◆ Exercise task: Comb the records below for the string "date" and copy each line where it turns up.
## Start Data lines
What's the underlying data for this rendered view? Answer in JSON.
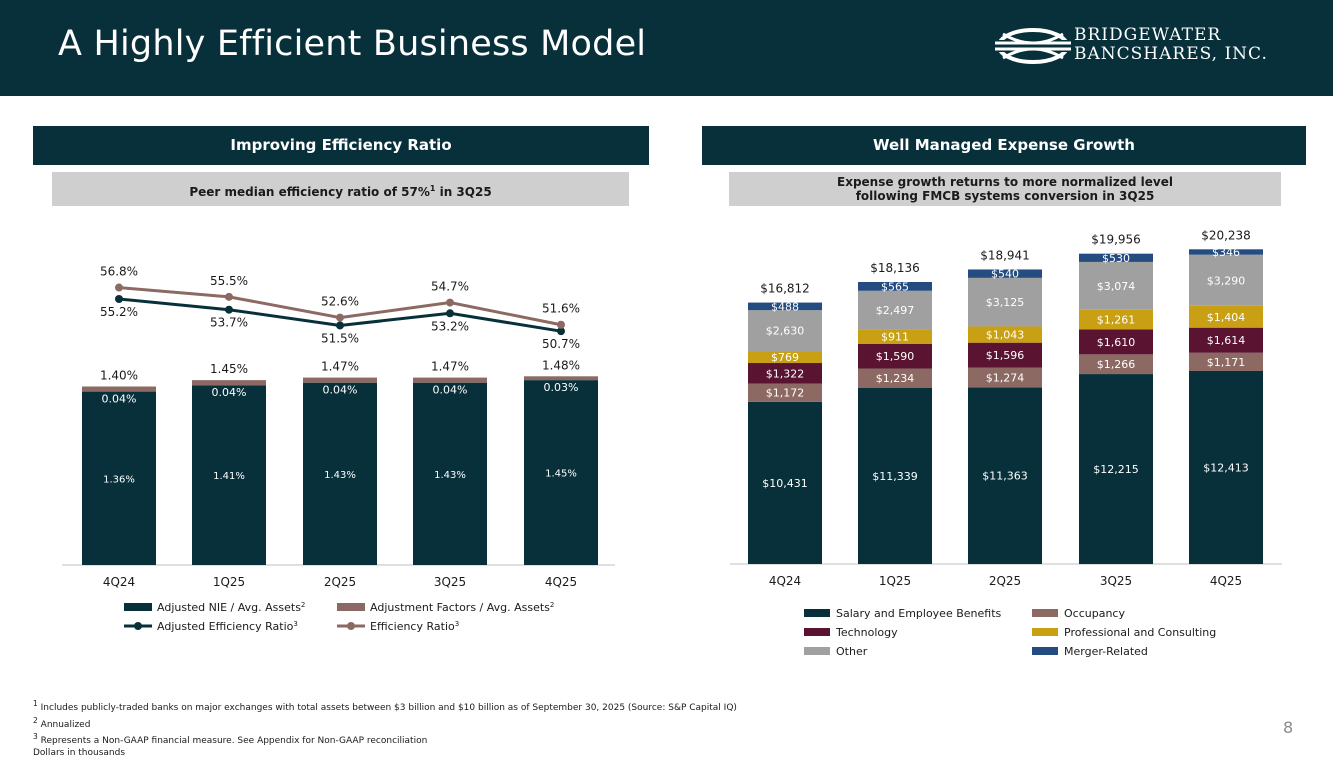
{
  "header": {
    "title": "A Highly Efficient Business Model",
    "logo_line1": "BRIDGEWATER",
    "logo_line2": "BANCSHARES, INC.",
    "colors": {
      "background": "#07303a",
      "text": "#ffffff"
    }
  },
  "left_panel": {
    "heading": "Improving Efficiency Ratio",
    "subheading_pre": "Peer median efficiency ratio of 57%",
    "subheading_sup": "1",
    "subheading_post": " in 3Q25"
  },
  "right_panel": {
    "heading": "Well Managed Expense Growth",
    "subheading_line1": "Expense growth returns to more normalized level",
    "subheading_line2": "following FMCB systems conversion in 3Q25"
  },
  "chart_data": [
    {
      "type": "bar",
      "stacked": true,
      "categories": [
        "4Q24",
        "1Q25",
        "2Q25",
        "3Q25",
        "4Q25"
      ],
      "series": [
        {
          "name": "Adjusted NIE / Avg. Assets",
          "name_sup": "2",
          "color": "#07303a",
          "values": [
            1.36,
            1.41,
            1.43,
            1.43,
            1.45
          ],
          "labels": [
            "1.36%",
            "1.41%",
            "1.43%",
            "1.43%",
            "1.45%"
          ]
        },
        {
          "name": "Adjustment Factors / Avg. Assets",
          "name_sup": "2",
          "color": "#8c6a63",
          "values": [
            0.04,
            0.04,
            0.04,
            0.04,
            0.03
          ],
          "labels": [
            "0.04%",
            "0.04%",
            "0.04%",
            "0.04%",
            "0.03%"
          ]
        }
      ],
      "totals": [
        "1.40%",
        "1.45%",
        "1.47%",
        "1.47%",
        "1.48%"
      ],
      "lines": [
        {
          "name": "Adjusted Efficiency Ratio",
          "name_sup": "3",
          "color": "#07303a",
          "values": [
            55.2,
            53.7,
            51.5,
            53.2,
            50.7
          ],
          "labels": [
            "55.2%",
            "53.7%",
            "51.5%",
            "53.2%",
            "50.7%"
          ]
        },
        {
          "name": "Efficiency Ratio",
          "name_sup": "3",
          "color": "#8c6a63",
          "values": [
            56.8,
            55.5,
            52.6,
            54.7,
            51.6
          ],
          "labels": [
            "56.8%",
            "55.5%",
            "52.6%",
            "54.7%",
            "51.6%"
          ]
        }
      ]
    },
    {
      "type": "bar",
      "stacked": true,
      "categories": [
        "4Q24",
        "1Q25",
        "2Q25",
        "3Q25",
        "4Q25"
      ],
      "series": [
        {
          "name": "Salary and Employee Benefits",
          "color": "#07303a",
          "values": [
            10431,
            11339,
            11363,
            12215,
            12413
          ],
          "labels": [
            "$10,431",
            "$11,339",
            "$11,363",
            "$12,215",
            "$12,413"
          ]
        },
        {
          "name": "Occupancy",
          "color": "#8c6a63",
          "values": [
            1172,
            1234,
            1274,
            1266,
            1171
          ],
          "labels": [
            "$1,172",
            "$1,234",
            "$1,274",
            "$1,266",
            "$1,171"
          ]
        },
        {
          "name": "Technology",
          "color": "#5a1432",
          "values": [
            1322,
            1590,
            1596,
            1610,
            1614
          ],
          "labels": [
            "$1,322",
            "$1,590",
            "$1,596",
            "$1,610",
            "$1,614"
          ]
        },
        {
          "name": "Professional and Consulting",
          "color": "#c9a013",
          "values": [
            769,
            911,
            1043,
            1261,
            1404
          ],
          "labels": [
            "$769",
            "$911",
            "$1,043",
            "$1,261",
            "$1,404"
          ]
        },
        {
          "name": "Other",
          "color": "#a0a0a0",
          "values": [
            2630,
            2497,
            3125,
            3074,
            3290
          ],
          "labels": [
            "$2,630",
            "$2,497",
            "$3,125",
            "$3,074",
            "$3,290"
          ]
        },
        {
          "name": "Merger-Related",
          "color": "#244c80",
          "values": [
            488,
            565,
            540,
            530,
            346
          ],
          "labels": [
            "$488",
            "$565",
            "$540",
            "$530",
            "$346"
          ]
        }
      ],
      "totals": [
        "$16,812",
        "$18,136",
        "$18,941",
        "$19,956",
        "$20,238"
      ]
    }
  ],
  "footnotes": [
    {
      "sup": "1",
      "text": "Includes publicly-traded banks on major exchanges with total assets between $3 billion and $10 billion as of September 30, 2025 (Source: S&P Capital IQ)"
    },
    {
      "sup": "2",
      "text": "Annualized"
    },
    {
      "sup": "3",
      "text": "Represents a Non-GAAP financial measure. See Appendix for Non-GAAP reconciliation"
    },
    {
      "sup": "",
      "text": "Dollars in thousands"
    }
  ],
  "page_number": "8"
}
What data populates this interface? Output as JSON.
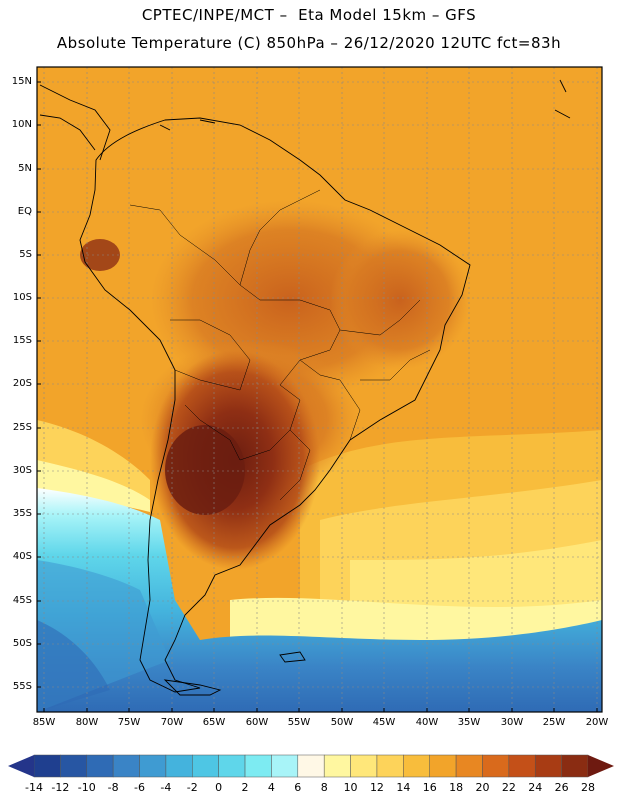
{
  "title": {
    "line1": "CPTEC/INPE/MCT –  Eta Model 15km – GFS",
    "line2": "Absolute Temperature (C) 850hPa – 26/12/2020 12UTC fct=83h"
  },
  "map": {
    "lat_ticks": [
      "15N",
      "10N",
      "5N",
      "EQ",
      "5S",
      "10S",
      "15S",
      "20S",
      "25S",
      "30S",
      "35S",
      "40S",
      "45S",
      "50S",
      "55S"
    ],
    "lon_ticks": [
      "85W",
      "80W",
      "75W",
      "70W",
      "65W",
      "60W",
      "55W",
      "50W",
      "45W",
      "40W",
      "35W",
      "30W",
      "25W",
      "20W"
    ],
    "field": "temperature-850hPa"
  },
  "colorbar": {
    "labels": [
      "-14",
      "-12",
      "-10",
      "-8",
      "-6",
      "-4",
      "-2",
      "0",
      "2",
      "4",
      "6",
      "8",
      "10",
      "12",
      "14",
      "16",
      "18",
      "20",
      "22",
      "24",
      "26",
      "28"
    ],
    "colors": [
      "#1f3f8f",
      "#2756a3",
      "#2f6bb5",
      "#3a84c6",
      "#3f9bd2",
      "#44b3dd",
      "#4ec6e4",
      "#5fd6ea",
      "#7debf2",
      "#a8f4f8",
      "#fff8e6",
      "#fff7a0",
      "#ffe77a",
      "#fdd35a",
      "#f8bd3c",
      "#f2a42a",
      "#e88722",
      "#d96a1c",
      "#c45018",
      "#a83c14",
      "#8a2c12"
    ],
    "end_left_color": "#24358a",
    "end_right_color": "#6e1a10"
  }
}
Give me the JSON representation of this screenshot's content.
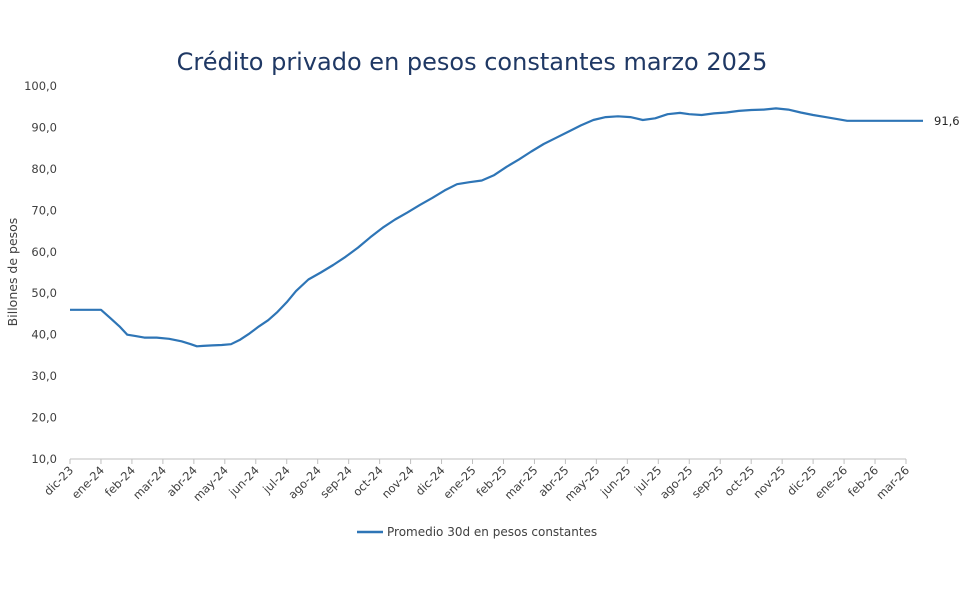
{
  "chart_data": {
    "type": "line",
    "title": "Crédito privado en pesos constantes marzo 2025",
    "xlabel": "",
    "ylabel": "Billones de pesos",
    "ylim": [
      10,
      100
    ],
    "y_ticks": [
      "10,0",
      "20,0",
      "30,0",
      "40,0",
      "50,0",
      "60,0",
      "70,0",
      "80,0",
      "90,0",
      "100,0"
    ],
    "y_tick_values": [
      10,
      20,
      30,
      40,
      50,
      60,
      70,
      80,
      90,
      100
    ],
    "grid": false,
    "legend_position": "bottom",
    "categories": [
      "dic-23",
      "ene-24",
      "feb-24",
      "mar-24",
      "abr-24",
      "may-24",
      "jun-24",
      "jul-24",
      "ago-24",
      "sep-24",
      "oct-24",
      "nov-24",
      "dic-24",
      "ene-25",
      "feb-25",
      "mar-25",
      "abr-25",
      "may-25",
      "jun-25",
      "jul-25",
      "ago-25",
      "sep-25",
      "oct-25",
      "nov-25",
      "dic-25",
      "ene-26",
      "feb-26",
      "mar-26"
    ],
    "series": [
      {
        "name": "Promedio 30d en pesos constantes",
        "color": "#2e75b6",
        "x": [
          0.0,
          1.0,
          1.3,
          1.6,
          1.85,
          2.1,
          2.4,
          2.8,
          3.2,
          3.6,
          3.9,
          4.1,
          4.3,
          4.6,
          4.9,
          5.2,
          5.5,
          5.8,
          6.1,
          6.4,
          6.7,
          7.0,
          7.3,
          7.7,
          8.1,
          8.5,
          8.9,
          9.3,
          9.7,
          10.1,
          10.5,
          10.9,
          11.3,
          11.7,
          12.1,
          12.5,
          12.9,
          13.3,
          13.7,
          14.1,
          14.5,
          14.9,
          15.3,
          15.7,
          16.1,
          16.5,
          16.9,
          17.3,
          17.7,
          18.1,
          18.5,
          18.9,
          19.3,
          19.7,
          20.0,
          20.4,
          20.8,
          21.2,
          21.6,
          22.0,
          22.4,
          22.8,
          23.2,
          23.6,
          24.0,
          24.4,
          24.8,
          25.1,
          25.3,
          25.6,
          26.0,
          26.4,
          26.8,
          27.2,
          27.55
        ],
        "values": [
          46.0,
          46.0,
          44.0,
          42.0,
          40.0,
          39.7,
          39.3,
          39.3,
          39.0,
          38.4,
          37.7,
          37.2,
          37.3,
          37.4,
          37.5,
          37.7,
          38.8,
          40.3,
          42.0,
          43.5,
          45.5,
          47.8,
          50.5,
          53.3,
          55.0,
          56.8,
          58.8,
          61.0,
          63.5,
          65.8,
          67.8,
          69.5,
          71.3,
          73.0,
          74.8,
          76.3,
          76.8,
          77.2,
          78.5,
          80.5,
          82.3,
          84.2,
          86.0,
          87.5,
          89.0,
          90.5,
          91.8,
          92.5,
          92.7,
          92.5,
          91.8,
          92.2,
          93.2,
          93.5,
          93.2,
          93.0,
          93.4,
          93.6,
          94.0,
          94.2,
          94.3,
          94.6,
          94.3,
          93.6,
          93.0,
          92.5,
          92.0,
          91.6,
          91.6,
          91.6,
          91.6,
          91.6,
          91.6,
          91.6,
          91.6
        ]
      }
    ],
    "end_label": "91,6"
  }
}
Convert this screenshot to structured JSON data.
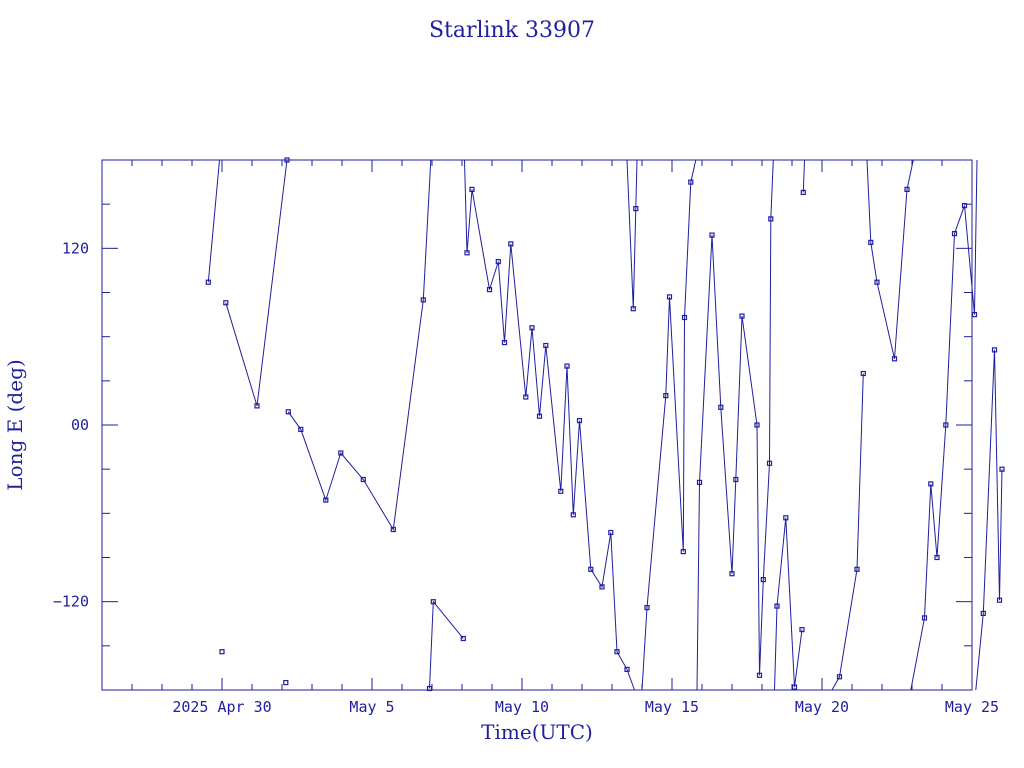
{
  "chart_data": {
    "type": "line",
    "title": "Starlink 33907",
    "xlabel": "Time(UTC)",
    "ylabel": "Long E (deg)",
    "x_range": [
      "2025-04-26",
      "2025-05-25"
    ],
    "ylim": [
      -180,
      180
    ],
    "x_tick_labels": [
      {
        "date": "2025-04-30",
        "label": "2025 Apr 30"
      },
      {
        "date": "2025-05-05",
        "label": "May  5"
      },
      {
        "date": "2025-05-10",
        "label": "May 10"
      },
      {
        "date": "2025-05-15",
        "label": "May 15"
      },
      {
        "date": "2025-05-20",
        "label": "May 20"
      },
      {
        "date": "2025-05-25",
        "label": "May 25"
      }
    ],
    "y_ticks": [
      {
        "value": 120,
        "label": "120"
      },
      {
        "value": 0,
        "label": "00"
      },
      {
        "value": -120,
        "label": "−120"
      }
    ],
    "grid": false,
    "series": [
      {
        "wrap": true,
        "points": [
          {
            "t": "2025-04-29T13:00",
            "y": 97
          },
          {
            "t": "2025-04-29T22:00",
            "y": 183
          },
          {
            "t": "2025-04-30T00:00",
            "y": -154
          },
          {
            "t": "2025-04-30T03:00",
            "y": 83
          },
          {
            "t": "2025-05-01T04:00",
            "y": 13
          },
          {
            "t": "2025-05-02T04:00",
            "y": 180
          },
          {
            "t": "2025-05-02T03:00",
            "y": -175
          },
          {
            "t": "2025-05-02T05:00",
            "y": 9
          },
          {
            "t": "2025-05-02T15:00",
            "y": -3
          },
          {
            "t": "2025-05-03T11:00",
            "y": -51
          },
          {
            "t": "2025-05-03T23:00",
            "y": -19
          },
          {
            "t": "2025-05-04T17:00",
            "y": -37
          },
          {
            "t": "2025-05-05T17:00",
            "y": -71
          },
          {
            "t": "2025-05-06T17:00",
            "y": 85
          },
          {
            "t": "2025-05-06T23:00",
            "y": 183
          },
          {
            "t": "2025-05-06T22:00",
            "y": -179
          },
          {
            "t": "2025-05-07T01:00",
            "y": -120
          },
          {
            "t": "2025-05-08T01:00",
            "y": -145
          },
          {
            "t": "2025-05-08T02:00",
            "y": 181
          },
          {
            "t": "2025-05-08T04:00",
            "y": 117
          },
          {
            "t": "2025-05-08T08:00",
            "y": 160
          },
          {
            "t": "2025-05-08T22:00",
            "y": 92
          },
          {
            "t": "2025-05-09T05:00",
            "y": 111
          },
          {
            "t": "2025-05-09T10:00",
            "y": 56
          },
          {
            "t": "2025-05-09T15:00",
            "y": 123
          },
          {
            "t": "2025-05-10T03:00",
            "y": 19
          },
          {
            "t": "2025-05-10T08:00",
            "y": 66
          },
          {
            "t": "2025-05-10T14:00",
            "y": 6
          },
          {
            "t": "2025-05-10T19:00",
            "y": 54
          },
          {
            "t": "2025-05-11T07:00",
            "y": -45
          },
          {
            "t": "2025-05-11T12:00",
            "y": 40
          },
          {
            "t": "2025-05-11T17:00",
            "y": -61
          },
          {
            "t": "2025-05-11T22:00",
            "y": 3
          },
          {
            "t": "2025-05-12T07:00",
            "y": -98
          },
          {
            "t": "2025-05-12T16:00",
            "y": -110
          },
          {
            "t": "2025-05-12T23:00",
            "y": -73
          },
          {
            "t": "2025-05-13T04:00",
            "y": -154
          },
          {
            "t": "2025-05-13T12:00",
            "y": -166
          },
          {
            "t": "2025-05-13T18:00",
            "y": -183
          },
          {
            "t": "2025-05-13T12:00",
            "y": 183
          },
          {
            "t": "2025-05-13T17:00",
            "y": 79
          },
          {
            "t": "2025-05-13T19:00",
            "y": 147
          },
          {
            "t": "2025-05-13T20:00",
            "y": 181
          },
          {
            "t": "2025-05-14T00:00",
            "y": -181
          },
          {
            "t": "2025-05-14T04:00",
            "y": -124
          },
          {
            "t": "2025-05-14T19:00",
            "y": 20
          },
          {
            "t": "2025-05-14T22:00",
            "y": 87
          },
          {
            "t": "2025-05-15T09:00",
            "y": -86
          },
          {
            "t": "2025-05-15T10:00",
            "y": 73
          },
          {
            "t": "2025-05-15T15:00",
            "y": 165
          },
          {
            "t": "2025-05-15T19:00",
            "y": 183
          },
          {
            "t": "2025-05-15T20:00",
            "y": -183
          },
          {
            "t": "2025-05-15T22:00",
            "y": -39
          },
          {
            "t": "2025-05-16T08:00",
            "y": 129
          },
          {
            "t": "2025-05-16T15:00",
            "y": 12
          },
          {
            "t": "2025-05-17T00:00",
            "y": -101
          },
          {
            "t": "2025-05-17T03:00",
            "y": -37
          },
          {
            "t": "2025-05-17T08:00",
            "y": 74
          },
          {
            "t": "2025-05-17T20:00",
            "y": 0
          },
          {
            "t": "2025-05-17T22:00",
            "y": -170
          },
          {
            "t": "2025-05-18T01:00",
            "y": -105
          },
          {
            "t": "2025-05-18T06:00",
            "y": -26
          },
          {
            "t": "2025-05-18T07:00",
            "y": 140
          },
          {
            "t": "2025-05-18T09:00",
            "y": 183
          },
          {
            "t": "2025-05-18T10:00",
            "y": -183
          },
          {
            "t": "2025-05-18T12:00",
            "y": -123
          },
          {
            "t": "2025-05-18T19:00",
            "y": -63
          },
          {
            "t": "2025-05-19T02:00",
            "y": -178
          },
          {
            "t": "2025-05-19T08:00",
            "y": -139
          },
          {
            "t": "2025-05-19T09:00",
            "y": 158
          },
          {
            "t": "2025-05-19T10:00",
            "y": 183
          },
          {
            "t": "2025-05-20T09:00",
            "y": 183
          },
          {
            "t": "2025-05-20T08:00",
            "y": -183
          },
          {
            "t": "2025-05-20T14:00",
            "y": -171
          },
          {
            "t": "2025-05-21T04:00",
            "y": -98
          },
          {
            "t": "2025-05-21T09:00",
            "y": 35
          },
          {
            "t": "2025-05-21T14:00",
            "y": -183
          },
          {
            "t": "2025-05-21T12:00",
            "y": 183
          },
          {
            "t": "2025-05-21T15:00",
            "y": 124
          },
          {
            "t": "2025-05-21T20:00",
            "y": 97
          },
          {
            "t": "2025-05-22T10:00",
            "y": 45
          },
          {
            "t": "2025-05-22T20:00",
            "y": 160
          },
          {
            "t": "2025-05-23T01:00",
            "y": 183
          },
          {
            "t": "2025-05-22T23:00",
            "y": -183
          },
          {
            "t": "2025-05-23T10:00",
            "y": -131
          },
          {
            "t": "2025-05-23T15:00",
            "y": -40
          },
          {
            "t": "2025-05-23T20:00",
            "y": -90
          },
          {
            "t": "2025-05-24T03:00",
            "y": 0
          },
          {
            "t": "2025-05-24T10:00",
            "y": 130
          },
          {
            "t": "2025-05-24T18:00",
            "y": 149
          },
          {
            "t": "2025-05-25T02:00",
            "y": 75
          },
          {
            "t": "2025-05-25T04:00",
            "y": 183
          },
          {
            "t": "2025-05-25T03:00",
            "y": -183
          },
          {
            "t": "2025-05-25T09:00",
            "y": -128
          },
          {
            "t": "2025-05-25T18:00",
            "y": 51
          },
          {
            "t": "2025-05-25T22:00",
            "y": -119
          },
          {
            "t": "2025-05-26T00:00",
            "y": -30
          }
        ]
      }
    ]
  }
}
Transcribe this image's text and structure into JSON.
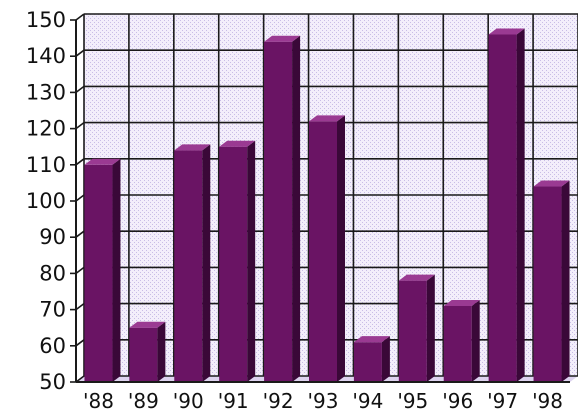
## End Data lines
◆ Solution for this problem:
        "date": "2025-04-30",
        "date": "2025-05-05",
        "date": "2025-05-10",
        "date": "2025-05-15",
        "date": "2025-05-20",
        "date": "2025-05-25",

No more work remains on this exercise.